» Goal
Give the data a second time, exactly and in full.

» Supplied data
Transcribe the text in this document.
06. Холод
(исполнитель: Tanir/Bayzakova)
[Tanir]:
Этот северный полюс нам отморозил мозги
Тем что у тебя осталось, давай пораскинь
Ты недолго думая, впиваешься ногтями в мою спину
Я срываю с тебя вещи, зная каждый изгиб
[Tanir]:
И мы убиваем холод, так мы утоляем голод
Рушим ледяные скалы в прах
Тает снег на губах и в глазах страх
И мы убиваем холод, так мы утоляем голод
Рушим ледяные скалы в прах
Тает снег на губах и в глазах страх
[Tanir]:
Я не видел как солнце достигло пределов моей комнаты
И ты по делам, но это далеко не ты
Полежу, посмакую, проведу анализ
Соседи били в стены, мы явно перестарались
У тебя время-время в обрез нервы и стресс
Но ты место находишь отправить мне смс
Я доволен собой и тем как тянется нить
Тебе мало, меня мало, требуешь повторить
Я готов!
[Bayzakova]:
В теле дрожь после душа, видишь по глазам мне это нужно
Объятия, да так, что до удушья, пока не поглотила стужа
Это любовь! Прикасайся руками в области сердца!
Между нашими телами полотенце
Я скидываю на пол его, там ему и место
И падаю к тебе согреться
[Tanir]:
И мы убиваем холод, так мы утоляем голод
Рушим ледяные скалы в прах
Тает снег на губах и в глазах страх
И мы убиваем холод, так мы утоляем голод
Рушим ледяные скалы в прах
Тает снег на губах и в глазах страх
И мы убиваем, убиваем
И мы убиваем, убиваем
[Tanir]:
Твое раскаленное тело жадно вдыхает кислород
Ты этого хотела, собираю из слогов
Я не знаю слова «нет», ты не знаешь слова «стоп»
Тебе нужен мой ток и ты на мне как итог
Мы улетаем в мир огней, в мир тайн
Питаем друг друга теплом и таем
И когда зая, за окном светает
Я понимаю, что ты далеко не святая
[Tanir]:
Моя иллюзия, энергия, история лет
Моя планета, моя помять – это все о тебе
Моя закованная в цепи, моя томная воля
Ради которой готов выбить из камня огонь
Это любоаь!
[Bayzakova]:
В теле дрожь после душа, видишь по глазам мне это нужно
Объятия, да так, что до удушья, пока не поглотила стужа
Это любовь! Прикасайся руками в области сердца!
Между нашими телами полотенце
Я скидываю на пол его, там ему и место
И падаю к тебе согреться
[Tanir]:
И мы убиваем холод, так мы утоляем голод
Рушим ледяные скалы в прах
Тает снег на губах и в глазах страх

» Solution to the exercise
Transcribe the text in this document.
06. Холод
(исполнитель: Tanir/Bayzakova)
[Tanir]:
Этот северный полюс нам отморозил мозги
Тем что у тебя осталось, давай пораскинь
Ты недолго думая, впиваешься ногтями в мою спину
Я срываю с тебя вещи, зная каждый изгиб
[Tanir]:
И мы убиваем холод, так мы утоляем голод
Рушим ледяные скалы в прах
Тает снег на губах и в глазах страх
И мы убиваем холод, так мы утоляем голод
Рушим ледяные скалы в прах
Тает снег на губах и в глазах страх
[Tanir]:
Я не видел как солнце достигло пределов моей комнаты
И ты по делам, но это далеко не ты
Полежу, посмакую, проведу анализ
Соседи били в стены, мы явно перестарались
У тебя время-время в обрез нервы и стресс
Но ты место находишь отправить мне смс
Я доволен собой и тем как тянется нить
Тебе мало, меня мало, требуешь повторить
Я готов!
[Bayzakova]:
В теле дрожь после душа, видишь по глазам мне это нужно
Объятия, да так, что до удушья, пока не поглотила стужа
Это любовь! Прикасайся руками в области сердца!
Между нашими телами полотенце
Я скидываю на пол его, там ему и место
И падаю к тебе согреться
[Tanir]:
И мы убиваем холод, так мы утоляем голод
Рушим ледяные скалы в прах
Тает снег на губах и в глазах страх
И мы убиваем холод, так мы утоляем голод
Рушим ледяные скалы в прах
Тает снег на губах и в глазах страх
И мы убиваем, убиваем
И мы убиваем, убиваем
[Tanir]:
Твое раскаленное тело жадно вдыхает кислород
Ты этого хотела, собираю из слогов
Я не знаю слова «нет», ты не знаешь слова «стоп»
Тебе нужен мой ток и ты на мне как итог
Мы улетаем в мир огней, в мир тайн
Питаем друг друга теплом и таем
И когда зая, за окном светает
Я понимаю, что ты далеко не святая
[Tanir]:
Моя иллюзия, энергия, история лет
Моя планета, моя помять – это все о тебе
Моя закованная в цепи, моя томная воля
Ради которой готов выбить из камня огонь
Это любоаь!
[Bayzakova]:
В теле дрожь после душа, видишь по глазам мне это нужно
Объятия, да так, что до удушья, пока не поглотила стужа
Это любовь! Прикасайся руками в области сердца!
Между нашими телами полотенце
Я скидываю на пол его, там ему и место
И падаю к тебе согреться
[Tanir]:
И мы убиваем холод, так мы утоляем голод
Рушим ледяные скалы в прах
Тает снег на губах и в глазах страх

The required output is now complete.